• _TASK REQUIREMENTS_:
Omit every picture and output the rest of the records exactly as they are.
## begin
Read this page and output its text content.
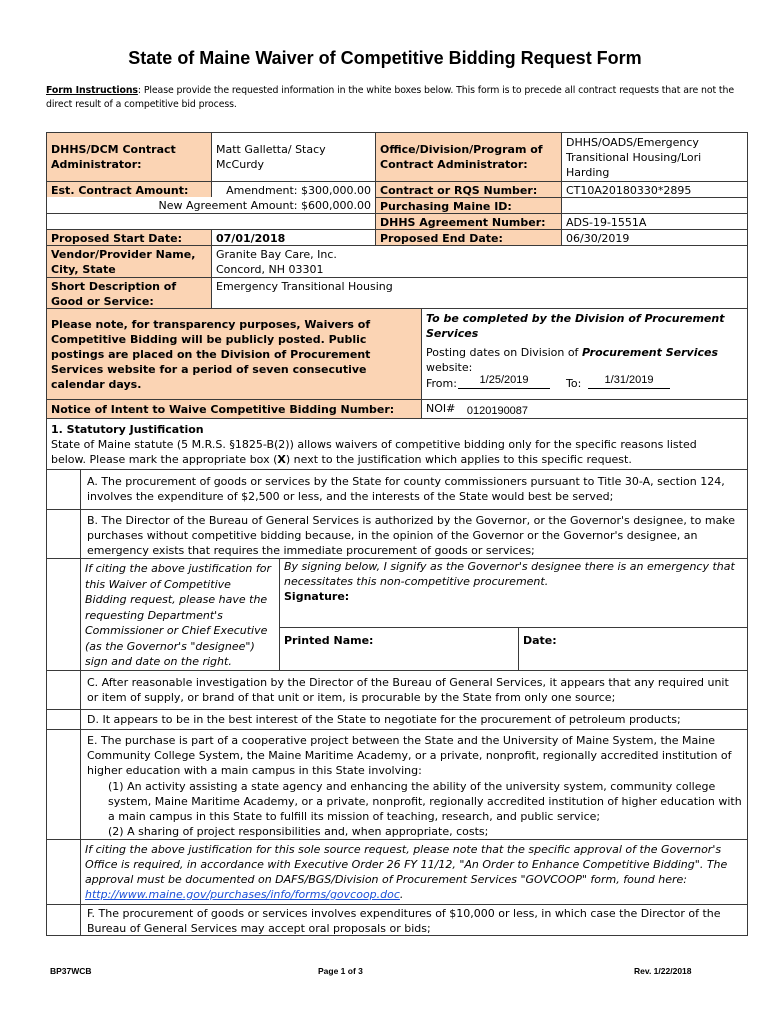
State of Maine Waiver of Competitive Bidding Request Form
Form Instructions: Please provide the requested information in the white boxes below. This form is to precede all contract requests that are not the direct result of a competitive bid process.
DHHS/DCM Contract Administrator:
Matt Galletta/ Stacy McCurdy
Office/Division/Program of Contract Administrator:
DHHS/OADS/Emergency Transitional Housing/Lori Harding
Est. Contract Amount:	Amendment: $300,000.00
New Agreement Amount: $600,000.00
Contract or RQS Number:	CT10A20180330*2895
Purchasing Maine ID:
DHHS Agreement Number:	ADS-19-1551A
Proposed Start Date:	07/01/2018	Proposed End Date:	06/30/2019
Vendor/Provider Name, City, State
Granite Bay Care, Inc.
Concord, NH 03301
Short Description of Good or Service:
Emergency Transitional Housing
Please note, for transparency purposes, Waivers of Competitive Bidding will be publicly posted. Public postings are placed on the Division of Procurement Services website for a period of seven consecutive calendar days.
To be completed by the Division of Procurement Services
Posting dates on Division of Procurement Services
website:
From:	1/25/2019	To:	1/31/2019
Notice of Intent to Waive Competitive Bidding Number:	NOI# 0120190087
1. Statutory Justification
State of Maine statute (5 M.R.S. §1825-B(2)) allows waivers of competitive bidding only for the specific reasons listed
below. Please mark the appropriate box (X) next to the justification which applies to this specific request.
A. The procurement of goods or services by the State for county commissioners pursuant to Title 30-A, section 124, involves the expenditure of $2,500 or less, and the interests of the State would best be served;
B. The Director of the Bureau of General Services is authorized by the Governor, or the Governor's designee, to make purchases without competitive bidding because, in the opinion of the Governor or the Governor's designee, an emergency exists that requires the immediate procurement of goods or services;
If citing the above justification for this Waiver of Competitive Bidding request, please have the requesting Department's Commissioner or Chief Executive (as the Governor's "designee") sign and date on the right.
By signing below, I signify as the Governor's designee there is an emergency that necessitates this non-competitive procurement.
Signature:
Printed Name:	Date:
C. After reasonable investigation by the Director of the Bureau of General Services, it appears that any required unit or item of supply, or brand of that unit or item, is procurable by the State from only one source;
D. It appears to be in the best interest of the State to negotiate for the procurement of petroleum products;
E. The purchase is part of a cooperative project between the State and the University of Maine System, the Maine Community College System, the Maine Maritime Academy, or a private, nonprofit, regionally accredited institution of higher education with a main campus in this State involving:
(1) An activity assisting a state agency and enhancing the ability of the university system, community college system, Maine Maritime Academy, or a private, nonprofit, regionally accredited institution of higher education with a main campus in this State to fulfill its mission of teaching, research, and public service;
(2) A sharing of project responsibilities and, when appropriate, costs;
If citing the above justification for this sole source request, please note that the specific approval of the Governor's Office is required, in accordance with Executive Order 26 FY 11/12, "An Order to Enhance Competitive Bidding". The approval must be documented on DAFS/BGS/Division of Procurement Services "GOVCOOP" form, found here: http://www.maine.gov/purchases/info/forms/govcoop.doc.
F. The procurement of goods or services involves expenditures of $10,000 or less, in which case the Director of the Bureau of General Services may accept oral proposals or bids;
BP37WCB	Page 1 of 3	Rev. 1/22/2018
## end
• _EXERCISE RESPONSE_:
Read this page and output its text content.
State of Maine Waiver of Competitive Bidding Request Form
Form Instructions: Please provide the requested information in the white boxes below. This form is to precede all contract requests that are not the direct result of a competitive bid process.
DHHS/DCM Contract Administrator:
Matt Galletta/ Stacy McCurdy
Office/Division/Program of Contract Administrator:
DHHS/OADS/Emergency Transitional Housing/Lori Harding
Est. Contract Amount:	Amendment: $300,000.00
New Agreement Amount: $600,000.00
Contract or RQS Number:	CT10A20180330*2895
Purchasing Maine ID:
DHHS Agreement Number:	ADS-19-1551A
Proposed Start Date:	07/01/2018	Proposed End Date:	06/30/2019
Vendor/Provider Name, City, State
Granite Bay Care, Inc.
Concord, NH 03301
Short Description of Good or Service:
Emergency Transitional Housing
Please note, for transparency purposes, Waivers of Competitive Bidding will be publicly posted. Public postings are placed on the Division of Procurement Services website for a period of seven consecutive calendar days.
To be completed by the Division of Procurement Services
Posting dates on Division of Procurement Services
website:
From:	1/25/2019	To:	1/31/2019
Notice of Intent to Waive Competitive Bidding Number:	NOI# 0120190087
1. Statutory Justification
State of Maine statute (5 M.R.S. §1825-B(2)) allows waivers of competitive bidding only for the specific reasons listed
below. Please mark the appropriate box (X) next to the justification which applies to this specific request.
A. The procurement of goods or services by the State for county commissioners pursuant to Title 30-A, section 124, involves the expenditure of $2,500 or less, and the interests of the State would best be served;
B. The Director of the Bureau of General Services is authorized by the Governor, or the Governor's designee, to make purchases without competitive bidding because, in the opinion of the Governor or the Governor's designee, an emergency exists that requires the immediate procurement of goods or services;
If citing the above justification for this Waiver of Competitive Bidding request, please have the requesting Department's Commissioner or Chief Executive (as the Governor's "designee") sign and date on the right.
By signing below, I signify as the Governor's designee there is an emergency that necessitates this non-competitive procurement.
Signature:
Printed Name:	Date:
C. After reasonable investigation by the Director of the Bureau of General Services, it appears that any required unit or item of supply, or brand of that unit or item, is procurable by the State from only one source;
D. It appears to be in the best interest of the State to negotiate for the procurement of petroleum products;
E. The purchase is part of a cooperative project between the State and the University of Maine System, the Maine Community College System, the Maine Maritime Academy, or a private, nonprofit, regionally accredited institution of higher education with a main campus in this State involving:
(1) An activity assisting a state agency and enhancing the ability of the university system, community college system, Maine Maritime Academy, or a private, nonprofit, regionally accredited institution of higher education with a main campus in this State to fulfill its mission of teaching, research, and public service;
(2) A sharing of project responsibilities and, when appropriate, costs;
If citing the above justification for this sole source request, please note that the specific approval of the Governor's Office is required, in accordance with Executive Order 26 FY 11/12, "An Order to Enhance Competitive Bidding". The approval must be documented on DAFS/BGS/Division of Procurement Services "GOVCOOP" form, found here: http://www.maine.gov/purchases/info/forms/govcoop.doc.
F. The procurement of goods or services involves expenditures of $10,000 or less, in which case the Director of the Bureau of General Services may accept oral proposals or bids;
BP37WCB	Page 1 of 3	Rev. 1/22/2018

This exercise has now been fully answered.